What you will do: Pick every line with "Tuvi" from the material below.

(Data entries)
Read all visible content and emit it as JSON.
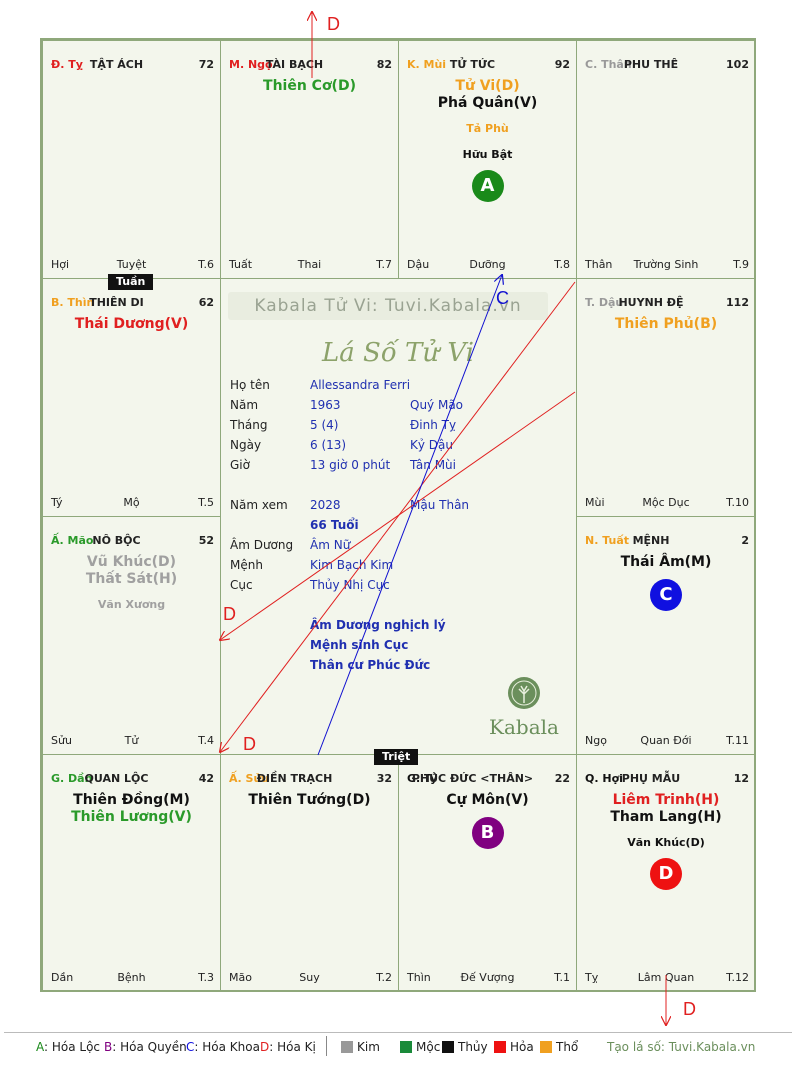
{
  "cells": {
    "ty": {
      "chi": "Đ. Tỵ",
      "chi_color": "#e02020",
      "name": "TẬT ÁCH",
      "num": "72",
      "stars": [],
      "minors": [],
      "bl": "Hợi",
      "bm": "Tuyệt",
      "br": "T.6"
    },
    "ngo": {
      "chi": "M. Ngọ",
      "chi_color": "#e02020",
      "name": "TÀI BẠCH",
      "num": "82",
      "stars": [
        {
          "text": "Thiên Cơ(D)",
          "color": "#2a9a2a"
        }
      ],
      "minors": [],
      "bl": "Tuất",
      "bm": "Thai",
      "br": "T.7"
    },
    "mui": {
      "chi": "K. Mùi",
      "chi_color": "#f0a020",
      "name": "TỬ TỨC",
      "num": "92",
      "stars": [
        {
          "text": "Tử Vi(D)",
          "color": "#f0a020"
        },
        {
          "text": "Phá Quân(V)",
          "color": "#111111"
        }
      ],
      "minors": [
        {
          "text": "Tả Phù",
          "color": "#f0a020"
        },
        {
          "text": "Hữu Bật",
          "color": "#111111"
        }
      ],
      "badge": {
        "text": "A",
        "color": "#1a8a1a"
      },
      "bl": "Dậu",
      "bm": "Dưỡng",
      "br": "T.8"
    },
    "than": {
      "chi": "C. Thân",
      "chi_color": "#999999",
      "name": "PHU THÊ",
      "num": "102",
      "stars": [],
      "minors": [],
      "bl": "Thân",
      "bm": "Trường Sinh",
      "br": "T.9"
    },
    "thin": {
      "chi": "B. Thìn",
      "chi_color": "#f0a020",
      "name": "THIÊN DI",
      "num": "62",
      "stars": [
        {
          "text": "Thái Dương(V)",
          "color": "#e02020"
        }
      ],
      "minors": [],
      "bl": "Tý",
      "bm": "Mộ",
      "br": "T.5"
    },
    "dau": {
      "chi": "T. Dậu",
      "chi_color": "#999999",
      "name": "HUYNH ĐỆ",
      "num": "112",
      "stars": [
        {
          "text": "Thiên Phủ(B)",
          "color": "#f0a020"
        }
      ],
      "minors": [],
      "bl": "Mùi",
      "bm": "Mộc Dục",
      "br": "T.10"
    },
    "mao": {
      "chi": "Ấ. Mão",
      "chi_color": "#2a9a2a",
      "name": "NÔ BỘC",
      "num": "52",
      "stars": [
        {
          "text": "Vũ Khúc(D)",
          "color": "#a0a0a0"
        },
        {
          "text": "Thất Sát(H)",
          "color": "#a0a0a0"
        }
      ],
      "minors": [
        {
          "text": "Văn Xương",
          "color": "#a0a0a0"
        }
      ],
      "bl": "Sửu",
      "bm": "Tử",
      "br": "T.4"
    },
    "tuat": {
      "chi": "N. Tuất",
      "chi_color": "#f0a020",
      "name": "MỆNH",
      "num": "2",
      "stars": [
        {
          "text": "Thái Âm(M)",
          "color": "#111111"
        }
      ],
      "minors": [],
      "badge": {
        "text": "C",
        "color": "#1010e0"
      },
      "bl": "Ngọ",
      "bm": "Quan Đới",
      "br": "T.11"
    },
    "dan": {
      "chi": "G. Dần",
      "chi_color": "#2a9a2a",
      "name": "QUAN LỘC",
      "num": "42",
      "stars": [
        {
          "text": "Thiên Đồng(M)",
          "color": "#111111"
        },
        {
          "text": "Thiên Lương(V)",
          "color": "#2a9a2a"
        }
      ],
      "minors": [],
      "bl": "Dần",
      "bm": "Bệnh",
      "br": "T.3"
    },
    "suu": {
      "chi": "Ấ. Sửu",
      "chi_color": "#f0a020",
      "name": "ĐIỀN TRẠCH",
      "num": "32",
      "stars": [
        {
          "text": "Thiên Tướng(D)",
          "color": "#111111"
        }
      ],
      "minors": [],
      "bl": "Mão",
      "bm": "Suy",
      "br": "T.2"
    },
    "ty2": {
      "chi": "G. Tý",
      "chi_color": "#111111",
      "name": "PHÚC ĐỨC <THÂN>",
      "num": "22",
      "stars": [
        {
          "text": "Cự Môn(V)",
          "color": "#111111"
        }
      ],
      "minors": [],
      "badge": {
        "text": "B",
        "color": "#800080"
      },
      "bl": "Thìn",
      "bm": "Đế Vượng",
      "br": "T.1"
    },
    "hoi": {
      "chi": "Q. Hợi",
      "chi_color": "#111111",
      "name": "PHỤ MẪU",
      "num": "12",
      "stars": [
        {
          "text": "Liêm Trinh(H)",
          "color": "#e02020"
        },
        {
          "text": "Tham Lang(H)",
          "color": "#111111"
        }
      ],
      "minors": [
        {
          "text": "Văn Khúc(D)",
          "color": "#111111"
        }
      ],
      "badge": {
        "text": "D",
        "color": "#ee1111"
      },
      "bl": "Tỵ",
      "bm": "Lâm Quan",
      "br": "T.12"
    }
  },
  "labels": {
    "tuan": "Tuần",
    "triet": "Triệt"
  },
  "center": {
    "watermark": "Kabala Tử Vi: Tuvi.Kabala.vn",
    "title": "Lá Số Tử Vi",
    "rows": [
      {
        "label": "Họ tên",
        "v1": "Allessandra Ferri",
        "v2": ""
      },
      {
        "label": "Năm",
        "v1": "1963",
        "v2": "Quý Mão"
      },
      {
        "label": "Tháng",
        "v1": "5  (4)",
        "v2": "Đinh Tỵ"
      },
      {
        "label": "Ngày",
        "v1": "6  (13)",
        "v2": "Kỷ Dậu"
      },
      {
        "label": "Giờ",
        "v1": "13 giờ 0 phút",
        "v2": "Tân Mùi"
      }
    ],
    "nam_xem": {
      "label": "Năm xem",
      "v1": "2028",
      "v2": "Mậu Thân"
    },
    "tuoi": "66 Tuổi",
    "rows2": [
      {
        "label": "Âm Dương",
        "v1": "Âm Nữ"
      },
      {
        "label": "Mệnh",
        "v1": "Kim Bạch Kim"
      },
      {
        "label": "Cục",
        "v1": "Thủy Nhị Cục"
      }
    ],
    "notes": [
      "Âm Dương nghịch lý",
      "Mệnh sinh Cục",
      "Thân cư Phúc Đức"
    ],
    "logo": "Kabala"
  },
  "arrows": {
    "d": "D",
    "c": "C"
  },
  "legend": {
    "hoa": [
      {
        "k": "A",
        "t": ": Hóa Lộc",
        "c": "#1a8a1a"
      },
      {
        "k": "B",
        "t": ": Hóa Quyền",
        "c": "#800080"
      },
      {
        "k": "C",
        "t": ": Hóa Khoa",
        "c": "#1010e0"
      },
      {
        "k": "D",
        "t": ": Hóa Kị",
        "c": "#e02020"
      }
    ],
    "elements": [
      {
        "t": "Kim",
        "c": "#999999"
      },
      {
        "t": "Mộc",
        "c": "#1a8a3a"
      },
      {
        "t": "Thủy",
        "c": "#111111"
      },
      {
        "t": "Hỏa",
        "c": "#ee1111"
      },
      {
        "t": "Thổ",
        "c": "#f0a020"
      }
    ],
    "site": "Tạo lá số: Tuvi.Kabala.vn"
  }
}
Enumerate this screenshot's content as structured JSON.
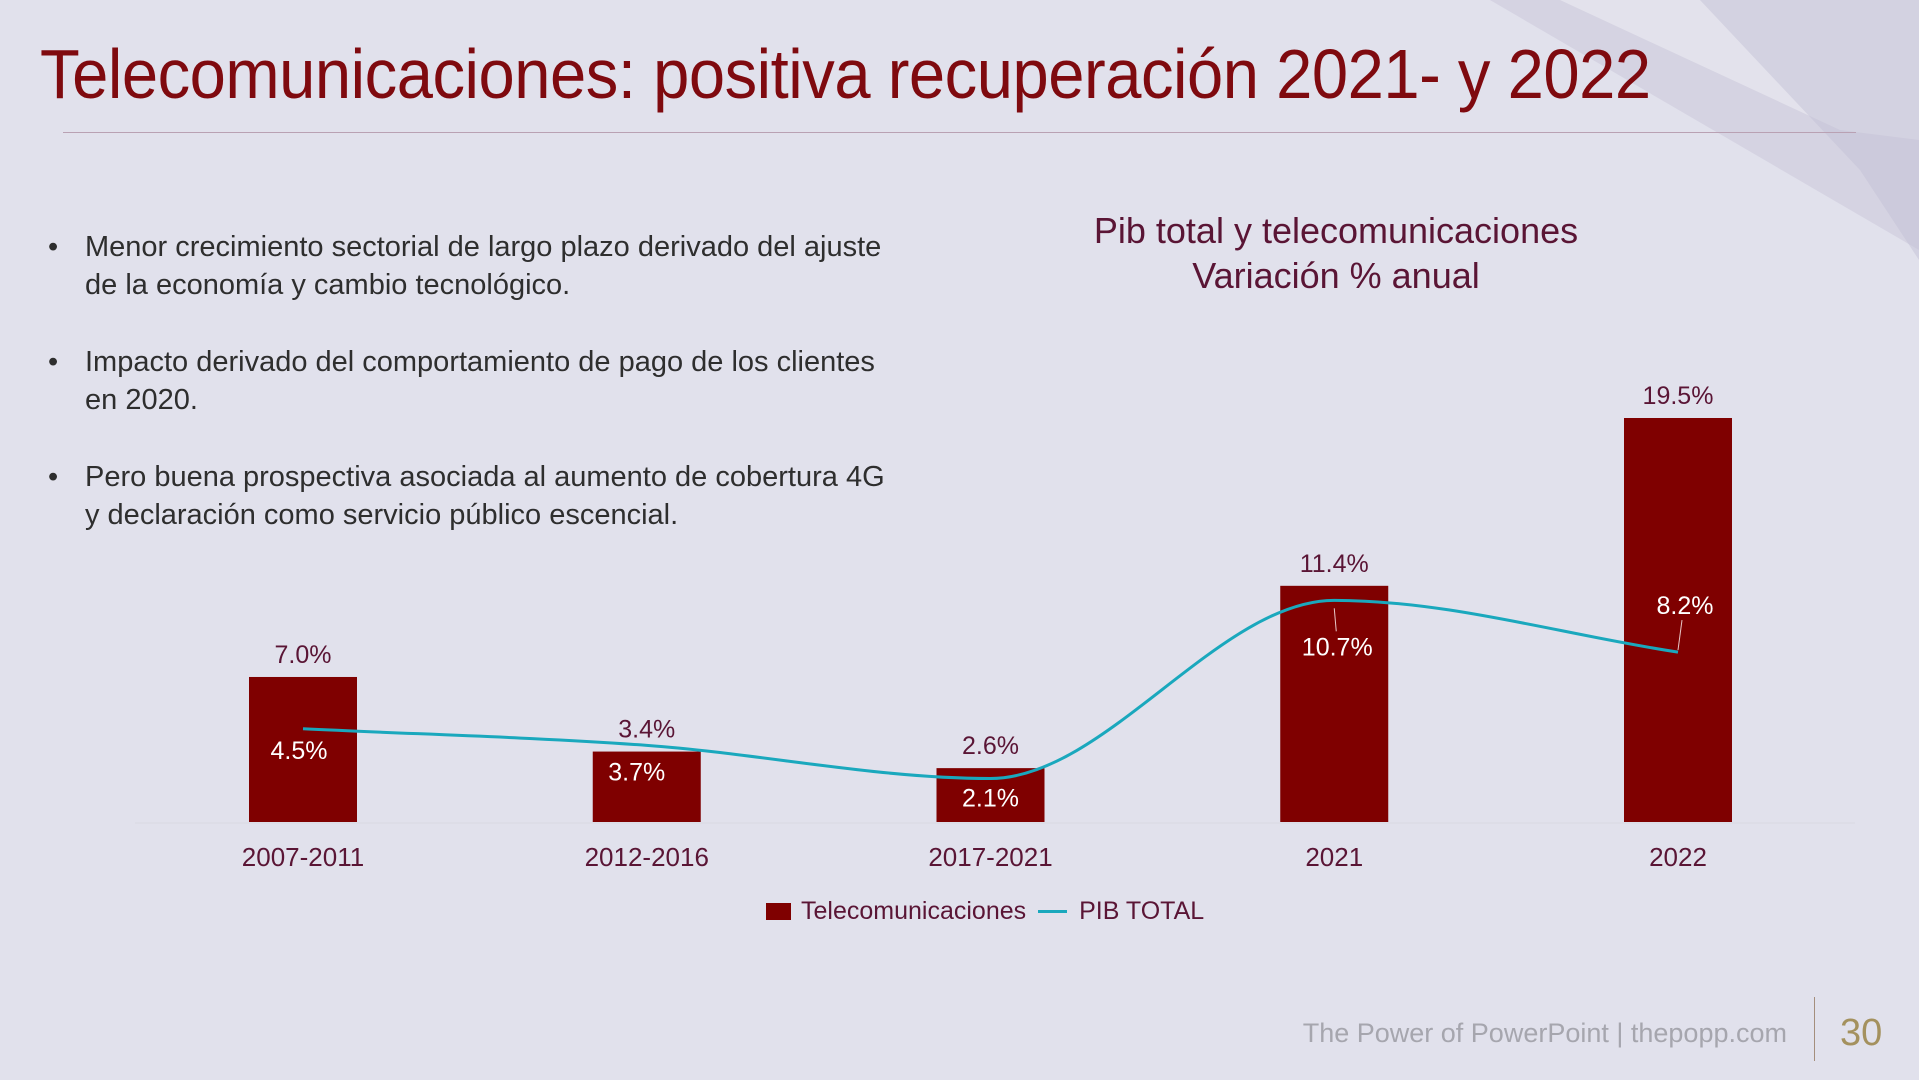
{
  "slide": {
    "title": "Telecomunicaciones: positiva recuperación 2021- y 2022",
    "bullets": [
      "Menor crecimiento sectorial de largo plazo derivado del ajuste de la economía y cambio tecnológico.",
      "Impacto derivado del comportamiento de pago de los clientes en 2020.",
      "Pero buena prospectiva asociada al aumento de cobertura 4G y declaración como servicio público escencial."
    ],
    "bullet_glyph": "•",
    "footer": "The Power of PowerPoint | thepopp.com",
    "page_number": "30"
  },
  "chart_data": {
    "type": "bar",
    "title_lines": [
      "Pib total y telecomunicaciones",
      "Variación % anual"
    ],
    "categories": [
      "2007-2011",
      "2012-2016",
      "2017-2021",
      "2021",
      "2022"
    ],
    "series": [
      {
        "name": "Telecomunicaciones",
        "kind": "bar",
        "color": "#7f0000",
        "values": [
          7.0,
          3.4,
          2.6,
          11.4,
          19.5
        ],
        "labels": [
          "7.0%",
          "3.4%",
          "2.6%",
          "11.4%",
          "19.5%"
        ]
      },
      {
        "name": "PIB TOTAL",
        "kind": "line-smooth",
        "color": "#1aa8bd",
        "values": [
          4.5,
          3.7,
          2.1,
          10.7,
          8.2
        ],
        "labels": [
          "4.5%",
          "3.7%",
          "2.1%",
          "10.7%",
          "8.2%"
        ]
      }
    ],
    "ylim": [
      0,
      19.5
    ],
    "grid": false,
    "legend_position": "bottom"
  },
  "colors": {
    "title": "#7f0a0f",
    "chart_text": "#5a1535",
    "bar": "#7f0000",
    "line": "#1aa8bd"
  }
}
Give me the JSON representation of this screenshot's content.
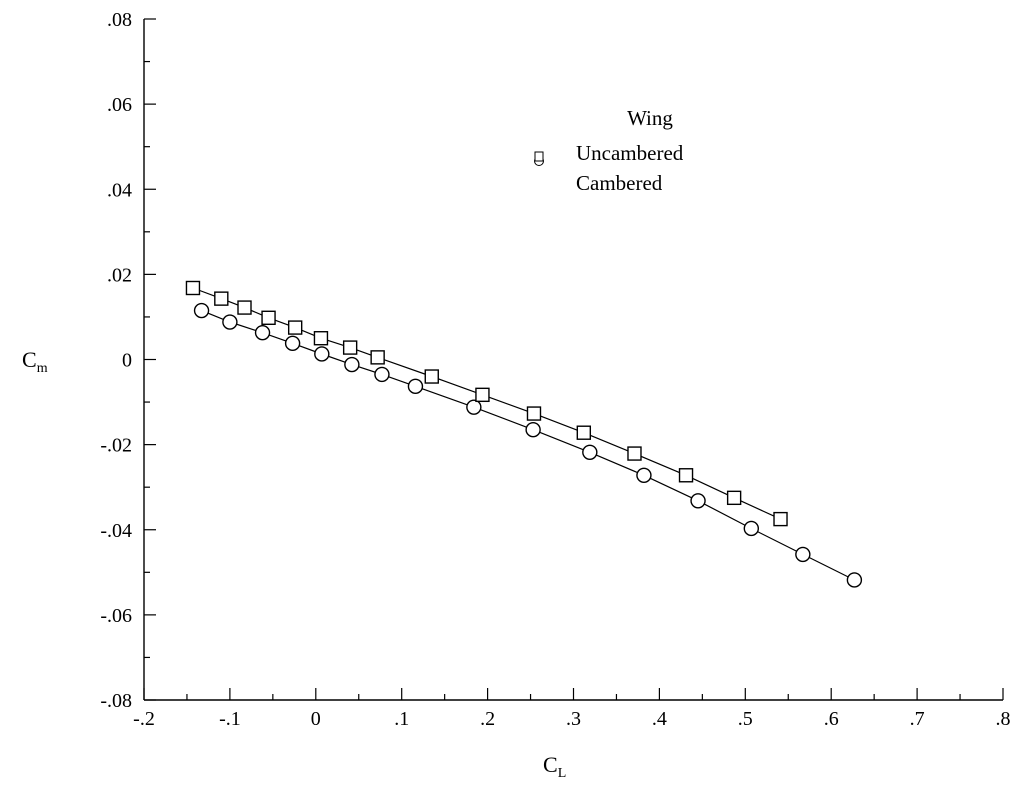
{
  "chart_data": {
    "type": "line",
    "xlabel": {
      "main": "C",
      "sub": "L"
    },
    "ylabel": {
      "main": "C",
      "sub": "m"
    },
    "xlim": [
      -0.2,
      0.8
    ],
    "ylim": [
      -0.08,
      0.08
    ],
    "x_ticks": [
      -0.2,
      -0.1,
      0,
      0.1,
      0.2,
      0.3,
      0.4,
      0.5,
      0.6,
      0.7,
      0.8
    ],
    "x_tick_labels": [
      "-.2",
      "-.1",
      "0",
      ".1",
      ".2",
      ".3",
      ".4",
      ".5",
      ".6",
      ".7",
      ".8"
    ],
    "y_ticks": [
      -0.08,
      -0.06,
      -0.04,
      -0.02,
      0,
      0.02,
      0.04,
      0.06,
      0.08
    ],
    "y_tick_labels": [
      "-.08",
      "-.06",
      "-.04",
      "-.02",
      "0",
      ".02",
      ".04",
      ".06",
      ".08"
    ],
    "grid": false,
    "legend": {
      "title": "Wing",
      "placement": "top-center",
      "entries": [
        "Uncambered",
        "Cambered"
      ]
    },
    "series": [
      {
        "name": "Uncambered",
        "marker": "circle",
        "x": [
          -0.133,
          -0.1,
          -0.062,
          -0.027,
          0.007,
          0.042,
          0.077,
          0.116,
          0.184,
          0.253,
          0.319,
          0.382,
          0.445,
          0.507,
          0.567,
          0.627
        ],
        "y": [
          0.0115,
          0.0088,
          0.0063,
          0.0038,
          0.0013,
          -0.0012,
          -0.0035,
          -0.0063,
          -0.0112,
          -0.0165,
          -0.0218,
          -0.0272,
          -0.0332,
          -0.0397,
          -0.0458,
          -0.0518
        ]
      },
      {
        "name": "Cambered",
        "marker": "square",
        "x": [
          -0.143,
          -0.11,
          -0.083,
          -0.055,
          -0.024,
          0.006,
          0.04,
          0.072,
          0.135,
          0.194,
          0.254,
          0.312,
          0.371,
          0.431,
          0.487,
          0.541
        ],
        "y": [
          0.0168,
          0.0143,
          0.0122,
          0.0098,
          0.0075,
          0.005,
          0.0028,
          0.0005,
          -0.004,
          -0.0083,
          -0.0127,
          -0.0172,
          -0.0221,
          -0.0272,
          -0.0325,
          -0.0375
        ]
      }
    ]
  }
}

Written response:
    "watermark": "Kabala Tử Vi: Tuvi.Kabala.vn",
    "site": "Tạo lá số: Tuvi.Kabala.vn"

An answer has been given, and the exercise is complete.